Entries with figure data:
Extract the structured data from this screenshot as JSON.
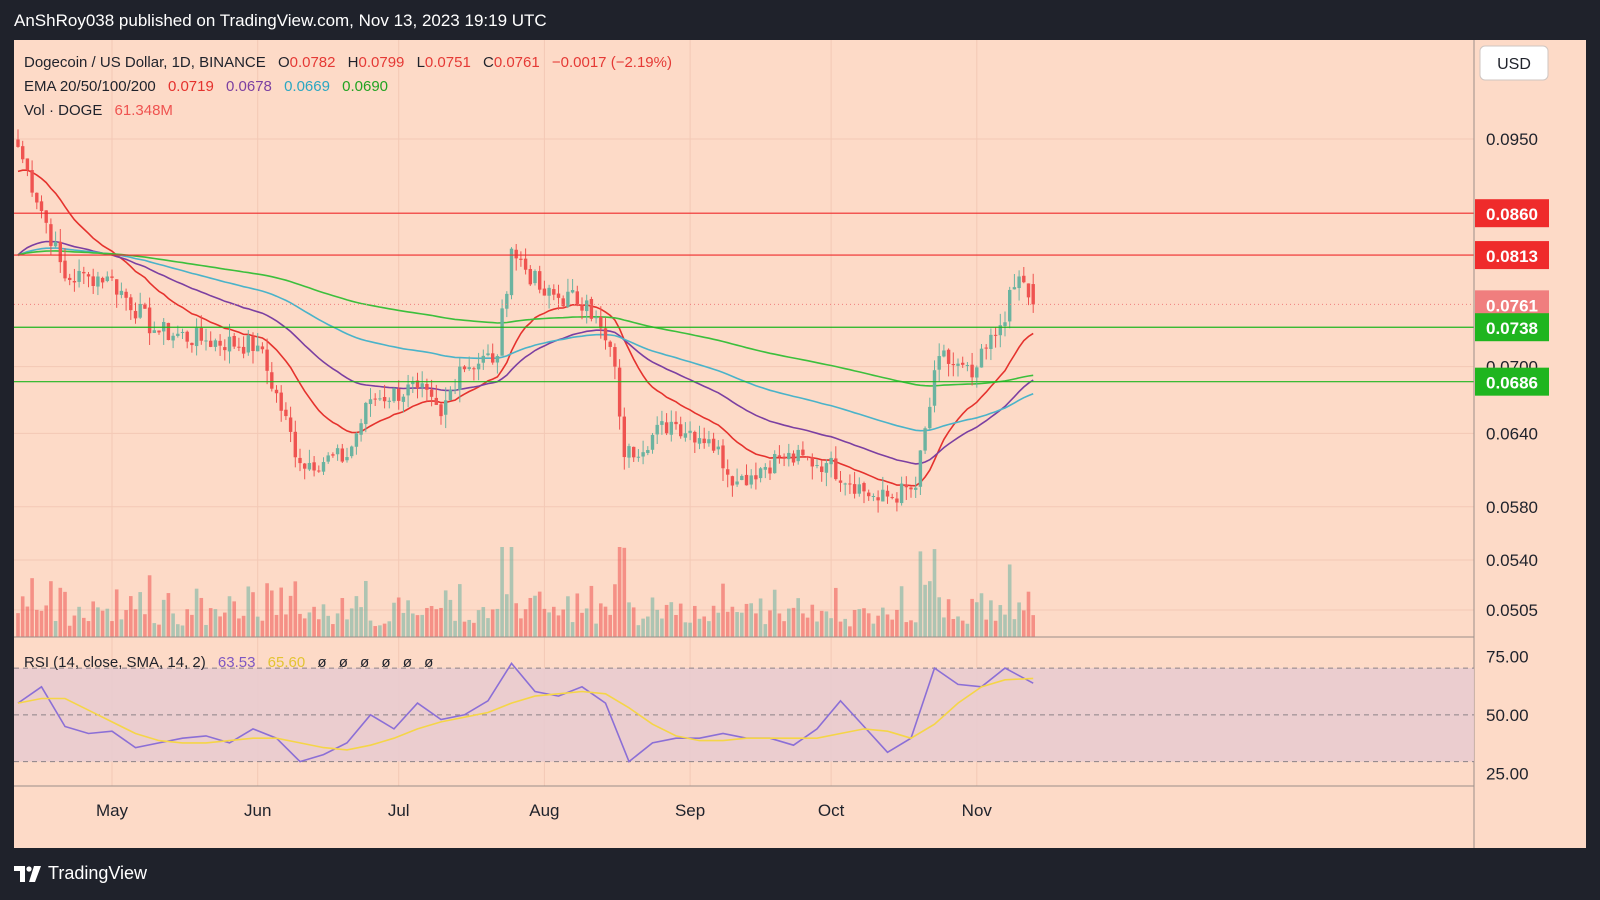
{
  "header": {
    "published": "AnShRoy038 published on TradingView.com, Nov 13, 2023 19:19 UTC"
  },
  "legend": {
    "symbol": "Dogecoin / US Dollar, 1D, BINANCE",
    "o_label": "O",
    "o": "0.0782",
    "h_label": "H",
    "h": "0.0799",
    "l_label": "L",
    "l": "0.0751",
    "c_label": "C",
    "c": "0.0761",
    "change": "−0.0017 (−2.19%)",
    "ema_label": "EMA 20/50/100/200",
    "ema20": "0.0719",
    "ema50": "0.0678",
    "ema100": "0.0669",
    "ema200": "0.0690",
    "vol_label": "Vol · DOGE",
    "vol": "61.348M"
  },
  "currency_button": "USD",
  "footer": {
    "brand": "TradingView"
  },
  "colors": {
    "up": "#6bb3a0",
    "down": "#ef5350",
    "ema20": "#e5322d",
    "ema50": "#7b3fa1",
    "ema100": "#4ab3c9",
    "ema200": "#3cbf3c",
    "rsi": "#8b6fd6",
    "rsi_sma": "#f5d547",
    "background": "#fddac7"
  },
  "chart_data": [
    {
      "type": "candlestick",
      "title": "Dogecoin / US Dollar, 1D, BINANCE",
      "x_ticks": [
        "May",
        "Jun",
        "Jul",
        "Aug",
        "Sep",
        "Oct",
        "Nov"
      ],
      "y_ticks": [
        "0.0950",
        "0.0700",
        "0.0640",
        "0.0580",
        "0.0540",
        "0.0505"
      ],
      "y_scale": "log",
      "ylim": [
        0.0487,
        0.1085
      ],
      "price_lines": [
        {
          "value": 0.086,
          "label": "0.0860",
          "color": "#ef2b2b",
          "style": "line"
        },
        {
          "value": 0.0813,
          "label": "0.0813",
          "color": "#ef2b2b",
          "style": "line"
        },
        {
          "value": 0.0761,
          "label": "0.0761",
          "color": "#f07e7e",
          "style": "dotted"
        },
        {
          "value": 0.0738,
          "label": "0.0738",
          "color": "#1fb51f",
          "style": "line"
        },
        {
          "value": 0.0686,
          "label": "0.0686",
          "color": "#1fb51f",
          "style": "line"
        }
      ],
      "key_closes": [
        {
          "date": "Apr 11",
          "close": 0.094
        },
        {
          "date": "Apr 21",
          "close": 0.0788
        },
        {
          "date": "Apr 26",
          "close": 0.079
        },
        {
          "date": "Apr 30",
          "close": 0.079
        },
        {
          "date": "May 10",
          "close": 0.0735
        },
        {
          "date": "May 21",
          "close": 0.0725
        },
        {
          "date": "Jun 1",
          "close": 0.072
        },
        {
          "date": "Jun 10",
          "close": 0.0615
        },
        {
          "date": "Jun 20",
          "close": 0.062
        },
        {
          "date": "Jun 25",
          "close": 0.067
        },
        {
          "date": "Jul 5",
          "close": 0.068
        },
        {
          "date": "Jul 10",
          "close": 0.0655
        },
        {
          "date": "Jul 14",
          "close": 0.07
        },
        {
          "date": "Jul 22",
          "close": 0.071
        },
        {
          "date": "Jul 25",
          "close": 0.082
        },
        {
          "date": "Aug 1",
          "close": 0.077
        },
        {
          "date": "Aug 10",
          "close": 0.0765
        },
        {
          "date": "Aug 16",
          "close": 0.07
        },
        {
          "date": "Aug 18",
          "close": 0.062
        },
        {
          "date": "Aug 28",
          "close": 0.065
        },
        {
          "date": "Sep 5",
          "close": 0.0635
        },
        {
          "date": "Sep 11",
          "close": 0.06
        },
        {
          "date": "Sep 20",
          "close": 0.062
        },
        {
          "date": "Sep 30",
          "close": 0.0615
        },
        {
          "date": "Oct 11",
          "close": 0.0585
        },
        {
          "date": "Oct 19",
          "close": 0.0595
        },
        {
          "date": "Oct 24",
          "close": 0.071
        },
        {
          "date": "Oct 31",
          "close": 0.069
        },
        {
          "date": "Nov 6",
          "close": 0.074
        },
        {
          "date": "Nov 10",
          "close": 0.079
        },
        {
          "date": "Nov 13",
          "close": 0.0761
        }
      ],
      "ema_series": [
        {
          "name": "EMA 20",
          "last": 0.0719
        },
        {
          "name": "EMA 50",
          "last": 0.0678
        },
        {
          "name": "EMA 100",
          "last": 0.0669
        },
        {
          "name": "EMA 200",
          "last": 0.069
        }
      ],
      "volume_last": "61.348M"
    },
    {
      "type": "line",
      "title": "RSI (14, close, SMA, 14, 2)",
      "header_values": [
        "63.53",
        "65.60"
      ],
      "header_placeholders": [
        "ø",
        "ø",
        "ø",
        "ø",
        "ø",
        "ø"
      ],
      "y_ticks": [
        "75.00",
        "50.00",
        "25.00"
      ],
      "ylim": [
        20,
        82
      ],
      "bands": [
        70,
        50,
        30
      ],
      "series": [
        {
          "name": "RSI",
          "x": [
            "Apr 11",
            "Apr 16",
            "Apr 21",
            "Apr 26",
            "May 1",
            "May 6",
            "May 11",
            "May 16",
            "May 21",
            "May 26",
            "May 31",
            "Jun 5",
            "Jun 10",
            "Jun 15",
            "Jun 20",
            "Jun 25",
            "Jun 30",
            "Jul 5",
            "Jul 10",
            "Jul 15",
            "Jul 20",
            "Jul 25",
            "Jul 30",
            "Aug 4",
            "Aug 9",
            "Aug 14",
            "Aug 19",
            "Aug 24",
            "Aug 29",
            "Sep 3",
            "Sep 8",
            "Sep 13",
            "Sep 18",
            "Sep 23",
            "Sep 28",
            "Oct 3",
            "Oct 8",
            "Oct 13",
            "Oct 18",
            "Oct 23",
            "Oct 28",
            "Nov 2",
            "Nov 7",
            "Nov 13"
          ],
          "values": [
            55,
            62,
            45,
            42,
            43,
            36,
            38,
            40,
            41,
            38,
            44,
            40,
            30,
            33,
            38,
            50,
            44,
            55,
            48,
            50,
            56,
            72,
            60,
            58,
            62,
            55,
            30,
            38,
            40,
            40,
            42,
            40,
            40,
            37,
            44,
            56,
            45,
            34,
            40,
            70,
            63,
            62,
            70,
            63.53
          ]
        },
        {
          "name": "SMA",
          "x": [
            "Apr 11",
            "Apr 16",
            "Apr 21",
            "Apr 26",
            "May 1",
            "May 6",
            "May 11",
            "May 16",
            "May 21",
            "May 26",
            "May 31",
            "Jun 5",
            "Jun 10",
            "Jun 15",
            "Jun 20",
            "Jun 25",
            "Jun 30",
            "Jul 5",
            "Jul 10",
            "Jul 15",
            "Jul 20",
            "Jul 25",
            "Jul 30",
            "Aug 4",
            "Aug 9",
            "Aug 14",
            "Aug 19",
            "Aug 24",
            "Aug 29",
            "Sep 3",
            "Sep 8",
            "Sep 13",
            "Sep 18",
            "Sep 23",
            "Sep 28",
            "Oct 3",
            "Oct 8",
            "Oct 13",
            "Oct 18",
            "Oct 23",
            "Oct 28",
            "Nov 2",
            "Nov 7",
            "Nov 13"
          ],
          "values": [
            55,
            57,
            57,
            52,
            47,
            42,
            39,
            38,
            38,
            39,
            40,
            40,
            38,
            36,
            35,
            37,
            40,
            44,
            47,
            49,
            51,
            55,
            58,
            59,
            60,
            59,
            53,
            46,
            41,
            39,
            39,
            40,
            40,
            40,
            40,
            42,
            44,
            43,
            40,
            46,
            55,
            62,
            65,
            65.6
          ]
        }
      ]
    }
  ]
}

**Task description:** Omit the pictures. Output every record above word for word.

**The result:**
Extract the structured data from this screenshot as JSON.
{
  "header": {
    "published": "AnShRoy038 published on TradingView.com, Nov 13, 2023 19:19 UTC"
  },
  "legend": {
    "symbol": "Dogecoin / US Dollar, 1D, BINANCE",
    "o_label": "O",
    "o": "0.0782",
    "h_label": "H",
    "h": "0.0799",
    "l_label": "L",
    "l": "0.0751",
    "c_label": "C",
    "c": "0.0761",
    "change": "−0.0017 (−2.19%)",
    "ema_label": "EMA 20/50/100/200",
    "ema20": "0.0719",
    "ema50": "0.0678",
    "ema100": "0.0669",
    "ema200": "0.0690",
    "vol_label": "Vol · DOGE",
    "vol": "61.348M"
  },
  "currency_button": "USD",
  "footer": {
    "brand": "TradingView"
  },
  "colors": {
    "up": "#6bb3a0",
    "down": "#ef5350",
    "ema20": "#e5322d",
    "ema50": "#7b3fa1",
    "ema100": "#4ab3c9",
    "ema200": "#3cbf3c",
    "rsi": "#8b6fd6",
    "rsi_sma": "#f5d547",
    "background": "#fddac7"
  },
  "chart_data": [
    {
      "type": "candlestick",
      "title": "Dogecoin / US Dollar, 1D, BINANCE",
      "x_ticks": [
        "May",
        "Jun",
        "Jul",
        "Aug",
        "Sep",
        "Oct",
        "Nov"
      ],
      "y_ticks": [
        "0.0950",
        "0.0700",
        "0.0640",
        "0.0580",
        "0.0540",
        "0.0505"
      ],
      "y_scale": "log",
      "ylim": [
        0.0487,
        0.1085
      ],
      "price_lines": [
        {
          "value": 0.086,
          "label": "0.0860",
          "color": "#ef2b2b",
          "style": "line"
        },
        {
          "value": 0.0813,
          "label": "0.0813",
          "color": "#ef2b2b",
          "style": "line"
        },
        {
          "value": 0.0761,
          "label": "0.0761",
          "color": "#f07e7e",
          "style": "dotted"
        },
        {
          "value": 0.0738,
          "label": "0.0738",
          "color": "#1fb51f",
          "style": "line"
        },
        {
          "value": 0.0686,
          "label": "0.0686",
          "color": "#1fb51f",
          "style": "line"
        }
      ],
      "key_closes": [
        {
          "date": "Apr 11",
          "close": 0.094
        },
        {
          "date": "Apr 21",
          "close": 0.0788
        },
        {
          "date": "Apr 26",
          "close": 0.079
        },
        {
          "date": "Apr 30",
          "close": 0.079
        },
        {
          "date": "May 10",
          "close": 0.0735
        },
        {
          "date": "May 21",
          "close": 0.0725
        },
        {
          "date": "Jun 1",
          "close": 0.072
        },
        {
          "date": "Jun 10",
          "close": 0.0615
        },
        {
          "date": "Jun 20",
          "close": 0.062
        },
        {
          "date": "Jun 25",
          "close": 0.067
        },
        {
          "date": "Jul 5",
          "close": 0.068
        },
        {
          "date": "Jul 10",
          "close": 0.0655
        },
        {
          "date": "Jul 14",
          "close": 0.07
        },
        {
          "date": "Jul 22",
          "close": 0.071
        },
        {
          "date": "Jul 25",
          "close": 0.082
        },
        {
          "date": "Aug 1",
          "close": 0.077
        },
        {
          "date": "Aug 10",
          "close": 0.0765
        },
        {
          "date": "Aug 16",
          "close": 0.07
        },
        {
          "date": "Aug 18",
          "close": 0.062
        },
        {
          "date": "Aug 28",
          "close": 0.065
        },
        {
          "date": "Sep 5",
          "close": 0.0635
        },
        {
          "date": "Sep 11",
          "close": 0.06
        },
        {
          "date": "Sep 20",
          "close": 0.062
        },
        {
          "date": "Sep 30",
          "close": 0.0615
        },
        {
          "date": "Oct 11",
          "close": 0.0585
        },
        {
          "date": "Oct 19",
          "close": 0.0595
        },
        {
          "date": "Oct 24",
          "close": 0.071
        },
        {
          "date": "Oct 31",
          "close": 0.069
        },
        {
          "date": "Nov 6",
          "close": 0.074
        },
        {
          "date": "Nov 10",
          "close": 0.079
        },
        {
          "date": "Nov 13",
          "close": 0.0761
        }
      ],
      "ema_series": [
        {
          "name": "EMA 20",
          "last": 0.0719
        },
        {
          "name": "EMA 50",
          "last": 0.0678
        },
        {
          "name": "EMA 100",
          "last": 0.0669
        },
        {
          "name": "EMA 200",
          "last": 0.069
        }
      ],
      "volume_last": "61.348M"
    },
    {
      "type": "line",
      "title": "RSI (14, close, SMA, 14, 2)",
      "header_values": [
        "63.53",
        "65.60"
      ],
      "header_placeholders": [
        "ø",
        "ø",
        "ø",
        "ø",
        "ø",
        "ø"
      ],
      "y_ticks": [
        "75.00",
        "50.00",
        "25.00"
      ],
      "ylim": [
        20,
        82
      ],
      "bands": [
        70,
        50,
        30
      ],
      "series": [
        {
          "name": "RSI",
          "x": [
            "Apr 11",
            "Apr 16",
            "Apr 21",
            "Apr 26",
            "May 1",
            "May 6",
            "May 11",
            "May 16",
            "May 21",
            "May 26",
            "May 31",
            "Jun 5",
            "Jun 10",
            "Jun 15",
            "Jun 20",
            "Jun 25",
            "Jun 30",
            "Jul 5",
            "Jul 10",
            "Jul 15",
            "Jul 20",
            "Jul 25",
            "Jul 30",
            "Aug 4",
            "Aug 9",
            "Aug 14",
            "Aug 19",
            "Aug 24",
            "Aug 29",
            "Sep 3",
            "Sep 8",
            "Sep 13",
            "Sep 18",
            "Sep 23",
            "Sep 28",
            "Oct 3",
            "Oct 8",
            "Oct 13",
            "Oct 18",
            "Oct 23",
            "Oct 28",
            "Nov 2",
            "Nov 7",
            "Nov 13"
          ],
          "values": [
            55,
            62,
            45,
            42,
            43,
            36,
            38,
            40,
            41,
            38,
            44,
            40,
            30,
            33,
            38,
            50,
            44,
            55,
            48,
            50,
            56,
            72,
            60,
            58,
            62,
            55,
            30,
            38,
            40,
            40,
            42,
            40,
            40,
            37,
            44,
            56,
            45,
            34,
            40,
            70,
            63,
            62,
            70,
            63.53
          ]
        },
        {
          "name": "SMA",
          "x": [
            "Apr 11",
            "Apr 16",
            "Apr 21",
            "Apr 26",
            "May 1",
            "May 6",
            "May 11",
            "May 16",
            "May 21",
            "May 26",
            "May 31",
            "Jun 5",
            "Jun 10",
            "Jun 15",
            "Jun 20",
            "Jun 25",
            "Jun 30",
            "Jul 5",
            "Jul 10",
            "Jul 15",
            "Jul 20",
            "Jul 25",
            "Jul 30",
            "Aug 4",
            "Aug 9",
            "Aug 14",
            "Aug 19",
            "Aug 24",
            "Aug 29",
            "Sep 3",
            "Sep 8",
            "Sep 13",
            "Sep 18",
            "Sep 23",
            "Sep 28",
            "Oct 3",
            "Oct 8",
            "Oct 13",
            "Oct 18",
            "Oct 23",
            "Oct 28",
            "Nov 2",
            "Nov 7",
            "Nov 13"
          ],
          "values": [
            55,
            57,
            57,
            52,
            47,
            42,
            39,
            38,
            38,
            39,
            40,
            40,
            38,
            36,
            35,
            37,
            40,
            44,
            47,
            49,
            51,
            55,
            58,
            59,
            60,
            59,
            53,
            46,
            41,
            39,
            39,
            40,
            40,
            40,
            40,
            42,
            44,
            43,
            40,
            46,
            55,
            62,
            65,
            65.6
          ]
        }
      ]
    }
  ]
}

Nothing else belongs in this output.